--- begin Stored rows ---

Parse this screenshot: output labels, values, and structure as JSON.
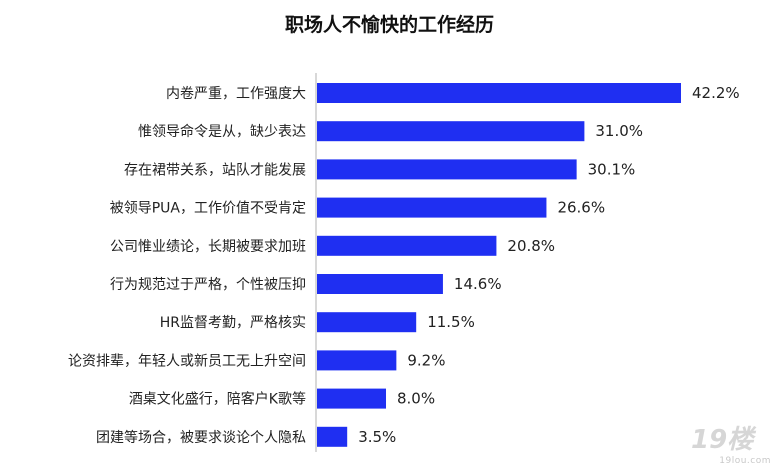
{
  "chart_data": {
    "type": "bar",
    "orientation": "horizontal",
    "title": "职场人不愉快的工作经历",
    "categories": [
      "内卷严重，工作强度大",
      "惟领导命令是从，缺少表达",
      "存在裙带关系，站队才能发展",
      "被领导PUA，工作价值不受肯定",
      "公司惟业绩论，长期被要求加班",
      "行为规范过于严格，个性被压抑",
      "HR监督考勤，严格核实",
      "论资排辈，年轻人或新员工无上升空间",
      "酒桌文化盛行，陪客户K歌等",
      "团建等场合，被要求谈论个人隐私"
    ],
    "values": [
      42.2,
      31.0,
      30.1,
      26.6,
      20.8,
      14.6,
      11.5,
      9.2,
      8.0,
      3.5
    ],
    "value_labels": [
      "42.2%",
      "31.0%",
      "30.1%",
      "26.6%",
      "20.8%",
      "14.6%",
      "11.5%",
      "9.2%",
      "8.0%",
      "3.5%"
    ],
    "xlim": [
      0,
      42.2
    ],
    "bar_color": "#1f2ff2",
    "axis_color": "#b0b0b0",
    "grid": false,
    "legend": "none"
  },
  "watermark": {
    "logo_text": "19楼",
    "site_text": "19lou.com",
    "color": "#d4d4d4"
  }
}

--- end Stored rows ---

Exercise aim: Reproduce every entry exactly, but omit each picture.

Final result:
Parse this screenshot: output labels, values, and structure as JSON.
{
  "chart_data": {
    "type": "bar",
    "orientation": "horizontal",
    "title": "职场人不愉快的工作经历",
    "categories": [
      "内卷严重，工作强度大",
      "惟领导命令是从，缺少表达",
      "存在裙带关系，站队才能发展",
      "被领导PUA，工作价值不受肯定",
      "公司惟业绩论，长期被要求加班",
      "行为规范过于严格，个性被压抑",
      "HR监督考勤，严格核实",
      "论资排辈，年轻人或新员工无上升空间",
      "酒桌文化盛行，陪客户K歌等",
      "团建等场合，被要求谈论个人隐私"
    ],
    "values": [
      42.2,
      31.0,
      30.1,
      26.6,
      20.8,
      14.6,
      11.5,
      9.2,
      8.0,
      3.5
    ],
    "value_labels": [
      "42.2%",
      "31.0%",
      "30.1%",
      "26.6%",
      "20.8%",
      "14.6%",
      "11.5%",
      "9.2%",
      "8.0%",
      "3.5%"
    ],
    "xlim": [
      0,
      42.2
    ],
    "bar_color": "#1f2ff2",
    "axis_color": "#b0b0b0",
    "grid": false,
    "legend": "none"
  },
  "watermark": {
    "logo_text": "19楼",
    "site_text": "19lou.com",
    "color": "#d4d4d4"
  }
}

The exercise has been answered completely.